◆ Task input:

------------------------------------------------------------------------

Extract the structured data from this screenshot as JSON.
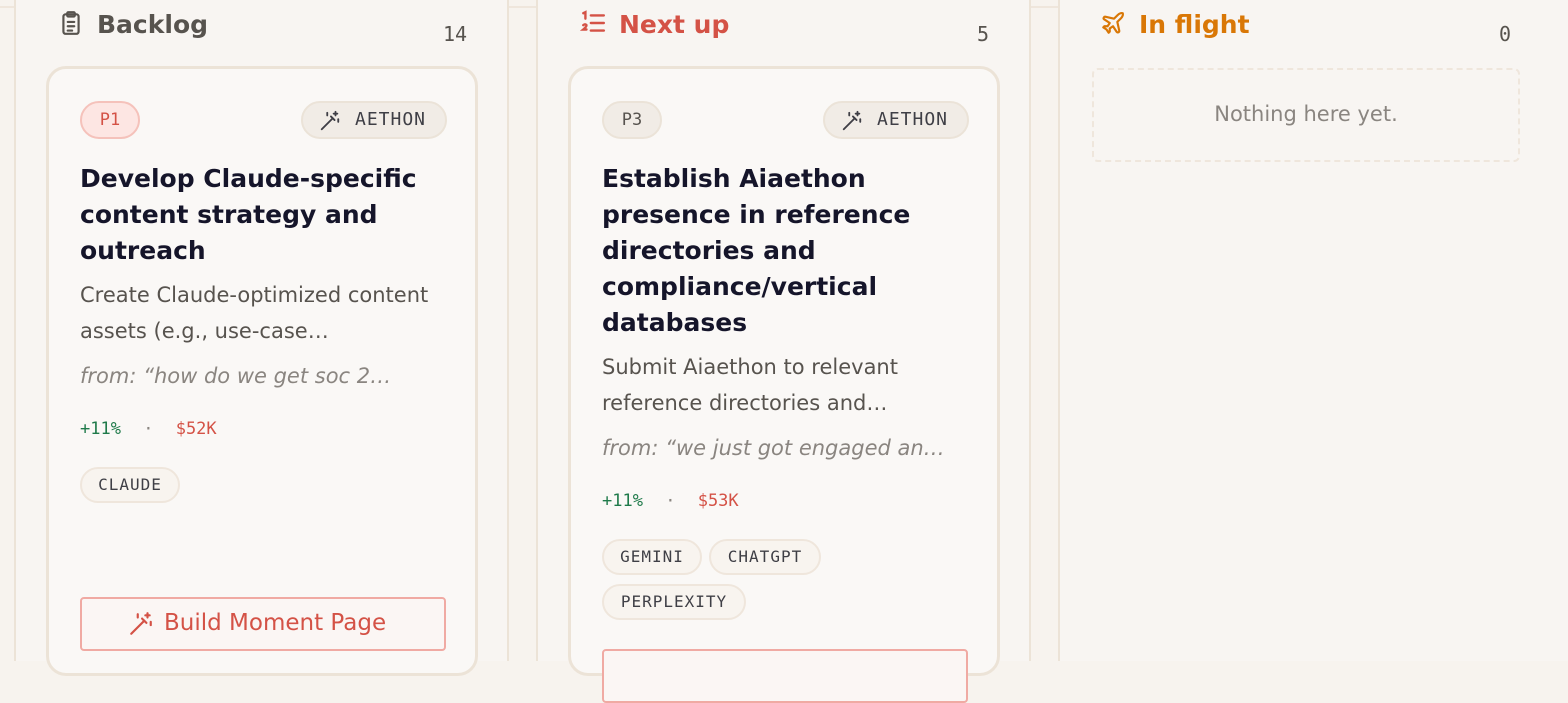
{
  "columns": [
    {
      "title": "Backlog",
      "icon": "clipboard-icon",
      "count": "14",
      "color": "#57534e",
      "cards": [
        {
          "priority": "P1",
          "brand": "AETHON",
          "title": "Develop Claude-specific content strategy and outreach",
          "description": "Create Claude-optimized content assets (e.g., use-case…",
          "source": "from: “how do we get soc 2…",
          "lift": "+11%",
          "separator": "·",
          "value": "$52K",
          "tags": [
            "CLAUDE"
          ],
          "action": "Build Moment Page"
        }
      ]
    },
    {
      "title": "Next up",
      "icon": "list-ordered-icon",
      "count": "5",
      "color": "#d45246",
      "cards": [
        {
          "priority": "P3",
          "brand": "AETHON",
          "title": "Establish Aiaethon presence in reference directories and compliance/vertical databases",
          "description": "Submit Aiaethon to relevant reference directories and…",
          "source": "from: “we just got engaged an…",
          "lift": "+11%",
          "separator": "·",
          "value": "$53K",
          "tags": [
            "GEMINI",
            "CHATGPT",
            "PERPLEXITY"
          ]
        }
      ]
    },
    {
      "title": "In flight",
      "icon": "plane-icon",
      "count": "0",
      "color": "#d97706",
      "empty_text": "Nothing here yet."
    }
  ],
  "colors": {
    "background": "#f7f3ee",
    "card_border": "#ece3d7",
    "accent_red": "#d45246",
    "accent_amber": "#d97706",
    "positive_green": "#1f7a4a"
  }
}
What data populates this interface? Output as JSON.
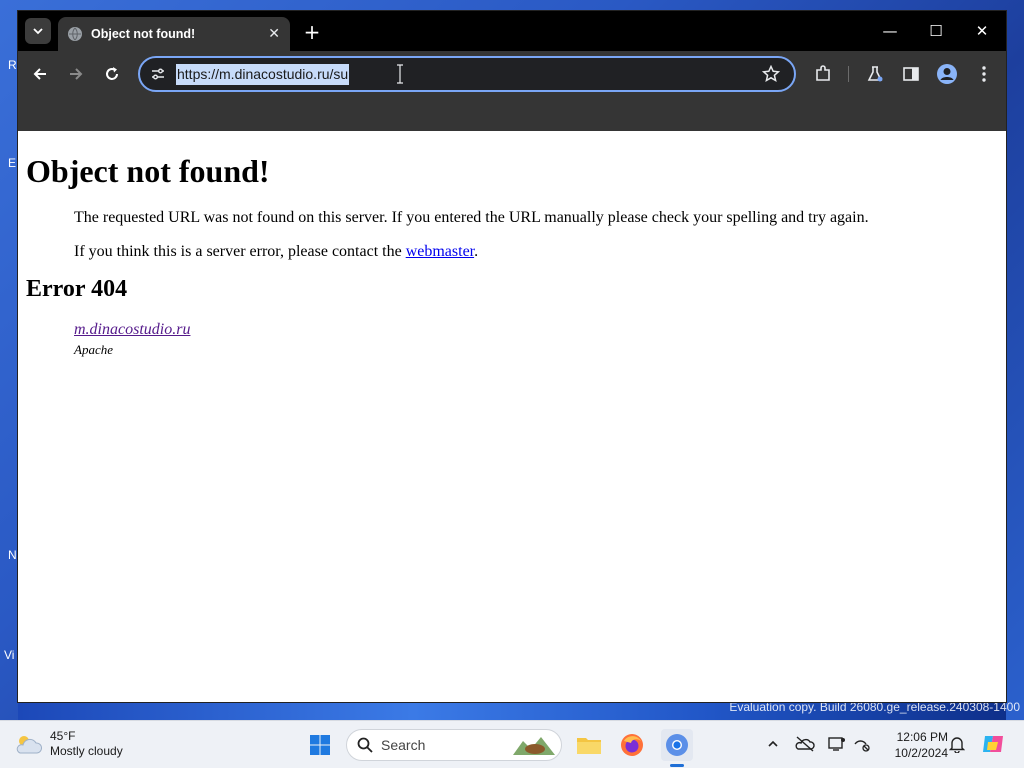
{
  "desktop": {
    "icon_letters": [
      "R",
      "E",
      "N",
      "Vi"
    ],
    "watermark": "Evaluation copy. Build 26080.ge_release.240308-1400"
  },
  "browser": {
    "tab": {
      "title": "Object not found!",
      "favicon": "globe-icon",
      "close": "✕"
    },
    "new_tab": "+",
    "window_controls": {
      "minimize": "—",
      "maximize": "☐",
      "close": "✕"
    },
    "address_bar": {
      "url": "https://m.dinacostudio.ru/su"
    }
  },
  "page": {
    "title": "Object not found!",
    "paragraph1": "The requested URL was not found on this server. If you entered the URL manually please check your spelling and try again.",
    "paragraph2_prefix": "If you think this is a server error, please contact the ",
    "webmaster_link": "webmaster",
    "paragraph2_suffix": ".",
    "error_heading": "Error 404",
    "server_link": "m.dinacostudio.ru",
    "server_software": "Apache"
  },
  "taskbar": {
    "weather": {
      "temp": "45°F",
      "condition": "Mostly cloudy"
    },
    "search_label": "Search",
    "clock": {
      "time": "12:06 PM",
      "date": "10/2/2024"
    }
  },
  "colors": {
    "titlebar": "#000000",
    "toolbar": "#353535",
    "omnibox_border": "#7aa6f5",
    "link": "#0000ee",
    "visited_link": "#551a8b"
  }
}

------------------------------------------------------------------------

◆ Short task: Output the data exactly. Pictures don't belong in the result.

◆ Solution for this exercise:
Extract the structured data from this screenshot as JSON.
{
  "columns": [
    {
      "title": "Backlog",
      "icon": "clipboard-icon",
      "count": "14",
      "color": "#57534e",
      "cards": [
        {
          "priority": "P1",
          "brand": "AETHON",
          "title": "Develop Claude-specific content strategy and outreach",
          "description": "Create Claude-optimized content assets (e.g., use-case…",
          "source": "from: “how do we get soc 2…",
          "lift": "+11%",
          "separator": "·",
          "value": "$52K",
          "tags": [
            "CLAUDE"
          ],
          "action": "Build Moment Page"
        }
      ]
    },
    {
      "title": "Next up",
      "icon": "list-ordered-icon",
      "count": "5",
      "color": "#d45246",
      "cards": [
        {
          "priority": "P3",
          "brand": "AETHON",
          "title": "Establish Aiaethon presence in reference directories and compliance/vertical databases",
          "description": "Submit Aiaethon to relevant reference directories and…",
          "source": "from: “we just got engaged an…",
          "lift": "+11%",
          "separator": "·",
          "value": "$53K",
          "tags": [
            "GEMINI",
            "CHATGPT",
            "PERPLEXITY"
          ]
        }
      ]
    },
    {
      "title": "In flight",
      "icon": "plane-icon",
      "count": "0",
      "color": "#d97706",
      "empty_text": "Nothing here yet."
    }
  ],
  "colors": {
    "background": "#f7f3ee",
    "card_border": "#ece3d7",
    "accent_red": "#d45246",
    "accent_amber": "#d97706",
    "positive_green": "#1f7a4a"
  }
}
What data populates this interface? Output as JSON.
{
  "desktop": {
    "icon_letters": [
      "R",
      "E",
      "N",
      "Vi"
    ],
    "watermark": "Evaluation copy. Build 26080.ge_release.240308-1400"
  },
  "browser": {
    "tab": {
      "title": "Object not found!",
      "favicon": "globe-icon",
      "close": "✕"
    },
    "new_tab": "+",
    "window_controls": {
      "minimize": "—",
      "maximize": "☐",
      "close": "✕"
    },
    "address_bar": {
      "url": "https://m.dinacostudio.ru/su"
    }
  },
  "page": {
    "title": "Object not found!",
    "paragraph1": "The requested URL was not found on this server. If you entered the URL manually please check your spelling and try again.",
    "paragraph2_prefix": "If you think this is a server error, please contact the ",
    "webmaster_link": "webmaster",
    "paragraph2_suffix": ".",
    "error_heading": "Error 404",
    "server_link": "m.dinacostudio.ru",
    "server_software": "Apache"
  },
  "taskbar": {
    "weather": {
      "temp": "45°F",
      "condition": "Mostly cloudy"
    },
    "search_label": "Search",
    "clock": {
      "time": "12:06 PM",
      "date": "10/2/2024"
    }
  },
  "colors": {
    "titlebar": "#000000",
    "toolbar": "#353535",
    "omnibox_border": "#7aa6f5",
    "link": "#0000ee",
    "visited_link": "#551a8b"
  }
}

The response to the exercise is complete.